═══ Data listing

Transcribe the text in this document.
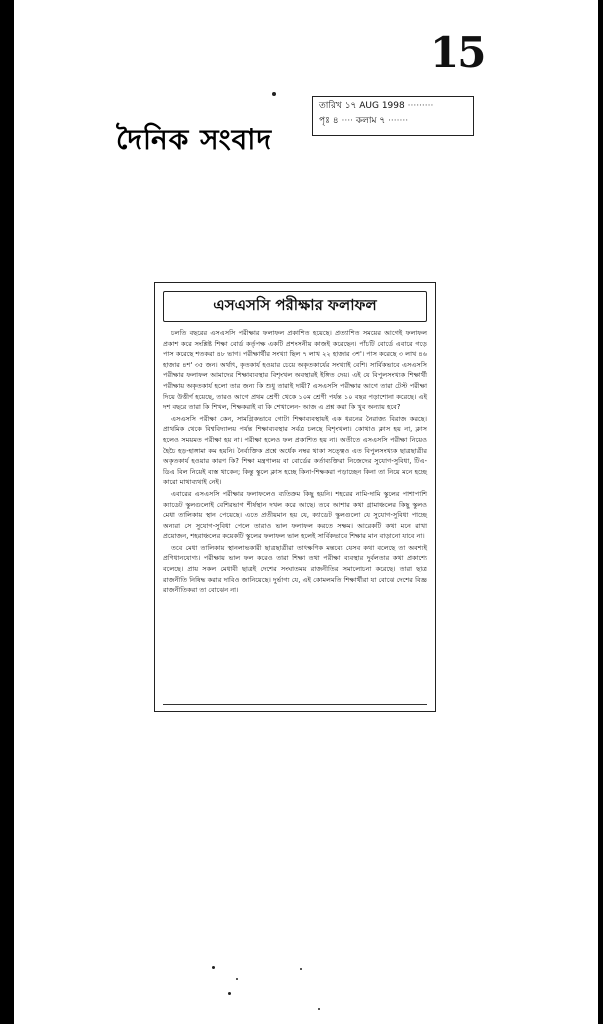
15
দৈনিক সংবাদ
তারিখ ১৭ AUG 1998 ·········
পৃঃ ৪ ···· কলাম ৭ ·······
এসএসসি পরীক্ষার ফলাফল

চলতি বছরের এসএসসি পরীক্ষার ফলাফল প্রকাশিত হয়েছে। প্রত্যাশিত সময়ের আগেই ফলাফল প্রকাশ করে সংশ্লিষ্ট শিক্ষা বোর্ড কর্তৃপক্ষ একটি প্রশংসনীয় কাজই করেছেন। পাঁচটি বোর্ডে এবারে গড়ে পাস করেছে শতকরা ৪৮ ভাগ। পরীক্ষার্থীর সংখ্যা ছিল ৭ লাখ ২২ হাজার ৩শ'। পাস করেছে ৩ লাখ ৪৬ হাজার ৪শ' ৩৫ জন। অর্থাৎ, কৃতকার্য হওয়ার চেয়ে অকৃতকার্যের সংখ্যাই বেশি। সার্বিকভাবে এসএসসি পরীক্ষার ফলাফল আমাদের শিক্ষাব্যবস্থার বিশৃংখল অবস্থারই ইঙ্গিত দেয়। এই যে বিপুলসংখ্যক শিক্ষার্থী পরীক্ষায় অকৃতকার্য হলো তার জন্য কি শুধু তারাই দায়ী? এসএসসি পরীক্ষার আগে তারা টেস্ট পরীক্ষা দিয়ে উত্তীর্ণ হয়েছে, তারও আগে প্রথম শ্রেণী থেকে ১০ম শ্রেণী পর্যন্ত ১০ বছর পড়াশোনা করেছে। এই দশ বছরে তারা কি শিখল, শিক্ষকরাই বা কি শেখালেন- আজ এ প্রশ্ন করা কি খুব অন্যায় হবে?

এসএসসি পরীক্ষা কেন, সামগ্রিকভাবে গোটা শিক্ষাব্যবস্থায়ই এক ধরনের নৈরাজ্য বিরাজ করছে। প্রাথমিক থেকে বিশ্ববিদ্যালয় পর্যন্ত শিক্ষাব্যবস্থার সর্বত্র চলছে বিশৃংখলা। কোথাও ক্লাস হয় না, ক্লাস হলেও সময়মত পরীক্ষা হয় না। পরীক্ষা হলেও ফল প্রকাশিত হয় না। অতীতে এসএসসি পরীক্ষা নিয়েও হৈচৈ হড়-হাঙ্গামা কম হয়নি। নৈর্ব্যক্তিক প্রশ্নে অর্ধেক নম্বর থাকা সত্ত্বেও এত বিপুলসংখ্যক ছাত্রছাত্রীর অকৃতকার্য হওয়ার কারণ কি? শিক্ষা মন্ত্রণালয় বা বোর্ডের কর্তাব্যক্তিরা নিজেদের সুযোগ-সুবিধা, টিএ-ডিএ বিল নিয়েই ব্যস্ত থাকেন; কিন্তু স্কুলে ক্লাস হচ্ছে কিনা-শিক্ষকরা পড়াচ্ছেন কিনা তা নিয়ে মনে হচ্ছে কারো মাথাব্যথাই নেই।

এবারের এসএসসি পরীক্ষার ফলাফলেও ব্যতিক্রম কিছু হয়নি। শহরের নামি-দামি স্কুলের পাশাপাশি ক্যাডেট স্কুলগুলোই বেশিরভাগ শীর্ষস্থান দখল করে আছে। তবে আশার কথা গ্রামাঞ্চলের কিছু স্কুলও মেধা তালিকায় স্থান পেয়েছে। এতে প্রতীয়মান হয় যে, ক্যাডেট স্কুলগুলো যে সুযোগ-সুবিধা পাচ্ছে অন্যরা সে সুযোগ-সুবিধা পেলে তারাও ভাল ফলাফল করতে সক্ষম। আরেকটি কথা মনে রাখা প্রয়োজন, শহরাঞ্চলের কয়েকটি স্কুলের ফলাফল ভাল হলেই সার্বিকভাবে শিক্ষার মান বাড়ানো যাবে না।

তবে মেধা তালিকায় স্থানলাভকারী ছাত্রছাত্রীরা তাৎক্ষণিক মন্তব্যে যেসব কথা বলেছে তা অবশ্যই প্রণিধানযোগ্য। পরীক্ষায় ভাল ফল করেও তারা শিক্ষা তথা পরীক্ষা ব্যবস্থার দুর্বলতার কথা প্রকাশ্যে বলেছে। প্রায় সকল মেধাবী ছাত্রই দেশের সংঘাতময় রাজনীতির সমালোচনা করেছে। তারা ছাত্র রাজনীতি নিষিদ্ধ করার দাবিও জানিয়েছে। দুর্ভাগ্য যে, এই কোমলমতি শিক্ষার্থীরা যা বোঝে দেশের বিজ্ঞ রাজনীতিকরা তা বোঝেন না।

══════

Exercise: Extract all the data above exactly, excluding every picture.

Answer to the problem:
Transcribe the text in this document.
15
দৈনিক সংবাদ
তারিখ ১৭ AUG 1998 ·········
পৃঃ ৪ ···· কলাম ৭ ·······
এসএসসি পরীক্ষার ফলাফল

চলতি বছরের এসএসসি পরীক্ষার ফলাফল প্রকাশিত হয়েছে। প্রত্যাশিত সময়ের আগেই ফলাফল প্রকাশ করে সংশ্লিষ্ট শিক্ষা বোর্ড কর্তৃপক্ষ একটি প্রশংসনীয় কাজই করেছেন। পাঁচটি বোর্ডে এবারে গড়ে পাস করেছে শতকরা ৪৮ ভাগ। পরীক্ষার্থীর সংখ্যা ছিল ৭ লাখ ২২ হাজার ৩শ'। পাস করেছে ৩ লাখ ৪৬ হাজার ৪শ' ৩৫ জন। অর্থাৎ, কৃতকার্য হওয়ার চেয়ে অকৃতকার্যের সংখ্যাই বেশি। সার্বিকভাবে এসএসসি পরীক্ষার ফলাফল আমাদের শিক্ষাব্যবস্থার বিশৃংখল অবস্থারই ইঙ্গিত দেয়। এই যে বিপুলসংখ্যক শিক্ষার্থী পরীক্ষায় অকৃতকার্য হলো তার জন্য কি শুধু তারাই দায়ী? এসএসসি পরীক্ষার আগে তারা টেস্ট পরীক্ষা দিয়ে উত্তীর্ণ হয়েছে, তারও আগে প্রথম শ্রেণী থেকে ১০ম শ্রেণী পর্যন্ত ১০ বছর পড়াশোনা করেছে। এই দশ বছরে তারা কি শিখল, শিক্ষকরাই বা কি শেখালেন- আজ এ প্রশ্ন করা কি খুব অন্যায় হবে?

এসএসসি পরীক্ষা কেন, সামগ্রিকভাবে গোটা শিক্ষাব্যবস্থায়ই এক ধরনের নৈরাজ্য বিরাজ করছে। প্রাথমিক থেকে বিশ্ববিদ্যালয় পর্যন্ত শিক্ষাব্যবস্থার সর্বত্র চলছে বিশৃংখলা। কোথাও ক্লাস হয় না, ক্লাস হলেও সময়মত পরীক্ষা হয় না। পরীক্ষা হলেও ফল প্রকাশিত হয় না। অতীতে এসএসসি পরীক্ষা নিয়েও হৈচৈ হড়-হাঙ্গামা কম হয়নি। নৈর্ব্যক্তিক প্রশ্নে অর্ধেক নম্বর থাকা সত্ত্বেও এত বিপুলসংখ্যক ছাত্রছাত্রীর অকৃতকার্য হওয়ার কারণ কি? শিক্ষা মন্ত্রণালয় বা বোর্ডের কর্তাব্যক্তিরা নিজেদের সুযোগ-সুবিধা, টিএ-ডিএ বিল নিয়েই ব্যস্ত থাকেন; কিন্তু স্কুলে ক্লাস হচ্ছে কিনা-শিক্ষকরা পড়াচ্ছেন কিনা তা নিয়ে মনে হচ্ছে কারো মাথাব্যথাই নেই।

এবারের এসএসসি পরীক্ষার ফলাফলেও ব্যতিক্রম কিছু হয়নি। শহরের নামি-দামি স্কুলের পাশাপাশি ক্যাডেট স্কুলগুলোই বেশিরভাগ শীর্ষস্থান দখল করে আছে। তবে আশার কথা গ্রামাঞ্চলের কিছু স্কুলও মেধা তালিকায় স্থান পেয়েছে। এতে প্রতীয়মান হয় যে, ক্যাডেট স্কুলগুলো যে সুযোগ-সুবিধা পাচ্ছে অন্যরা সে সুযোগ-সুবিধা পেলে তারাও ভাল ফলাফল করতে সক্ষম। আরেকটি কথা মনে রাখা প্রয়োজন, শহরাঞ্চলের কয়েকটি স্কুলের ফলাফল ভাল হলেই সার্বিকভাবে শিক্ষার মান বাড়ানো যাবে না।

তবে মেধা তালিকায় স্থানলাভকারী ছাত্রছাত্রীরা তাৎক্ষণিক মন্তব্যে যেসব কথা বলেছে তা অবশ্যই প্রণিধানযোগ্য। পরীক্ষায় ভাল ফল করেও তারা শিক্ষা তথা পরীক্ষা ব্যবস্থার দুর্বলতার কথা প্রকাশ্যে বলেছে। প্রায় সকল মেধাবী ছাত্রই দেশের সংঘাতময় রাজনীতির সমালোচনা করেছে। তারা ছাত্র রাজনীতি নিষিদ্ধ করার দাবিও জানিয়েছে। দুর্ভাগ্য যে, এই কোমলমতি শিক্ষার্থীরা যা বোঝে দেশের বিজ্ঞ রাজনীতিকরা তা বোঝেন না।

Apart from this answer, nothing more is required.